Dataset items
┏━━
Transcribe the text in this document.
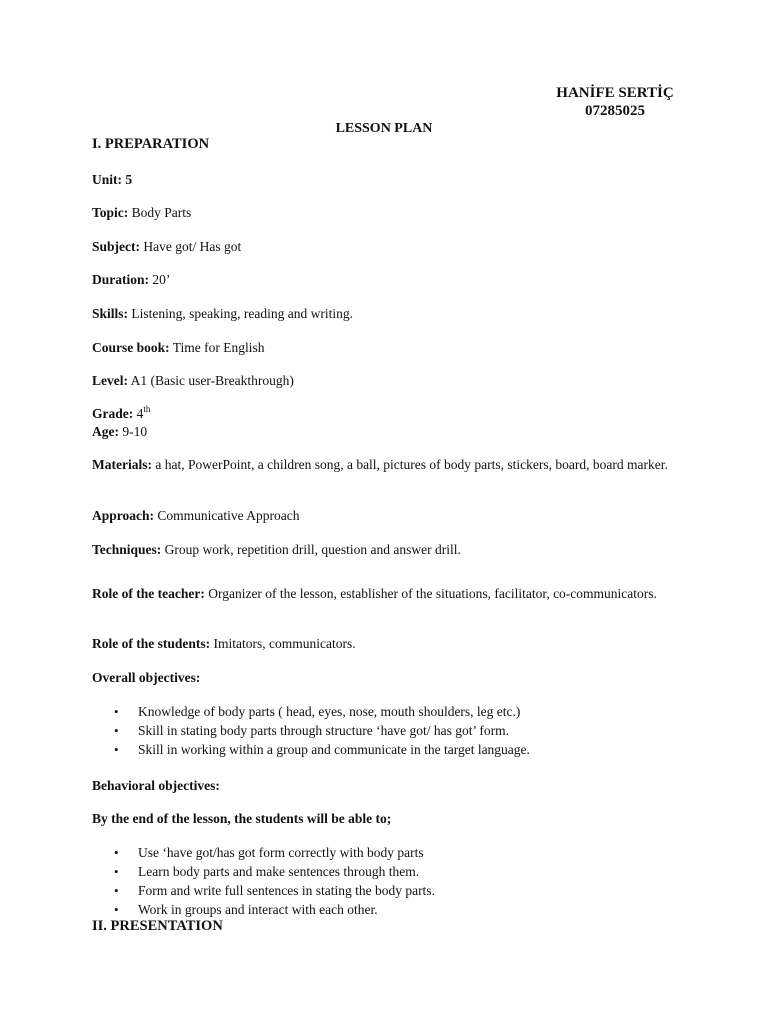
HANİFE SERTİÇ
07285025
LESSON PLAN
I. PREPARATION
Unit: 5
Topic: Body Parts
Subject: Have got/ Has got
Duration: 20’
Skills: Listening, speaking, reading and writing.
Course book: Time for English
Level: A1 (Basic user-Breakthrough)
Grade: 4th
Age: 9-10
Materials: a hat, PowerPoint, a children song, a ball, pictures of body parts, stickers, board, board marker.
Approach: Communicative Approach
Techniques: Group work, repetition drill, question and answer drill.
Role of the teacher: Organizer of the lesson, establisher of the situations, facilitator, co-communicators.
Role of the students: Imitators, communicators.
Overall objectives:
• Knowledge of body parts ( head, eyes, nose, mouth shoulders, leg etc.)
• Skill in stating body parts through structure ‘have got/ has got’ form.
• Skill in working within a group and communicate in the target language.
Behavioral objectives:
By the end of the lesson, the students will be able to;
• Use ‘have got/has got form correctly with body parts
• Learn body parts and make sentences through them.
• Form and write full sentences in stating the body parts.
• Work in groups and interact with each other.
II. PRESENTATION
┗━━
STATED TASK - Reproduce the records above exactly, leaving out every picture they contain.

THE RESULT -
Transcribe the text in this document.
HANİFE SERTİÇ
07285025
LESSON PLAN
I. PREPARATION
Unit: 5
Topic: Body Parts
Subject: Have got/ Has got
Duration: 20’
Skills: Listening, speaking, reading and writing.
Course book: Time for English
Level: A1 (Basic user-Breakthrough)
Grade: 4th
Age: 9-10
Materials: a hat, PowerPoint, a children song, a ball, pictures of body parts, stickers, board, board marker.
Approach: Communicative Approach
Techniques: Group work, repetition drill, question and answer drill.
Role of the teacher: Organizer of the lesson, establisher of the situations, facilitator, co-communicators.
Role of the students: Imitators, communicators.
Overall objectives:
• Knowledge of body parts ( head, eyes, nose, mouth shoulders, leg etc.)
• Skill in stating body parts through structure ‘have got/ has got’ form.
• Skill in working within a group and communicate in the target language.
Behavioral objectives:
By the end of the lesson, the students will be able to;
• Use ‘have got/has got form correctly with body parts
• Learn body parts and make sentences through them.
• Form and write full sentences in stating the body parts.
• Work in groups and interact with each other.
II. PRESENTATION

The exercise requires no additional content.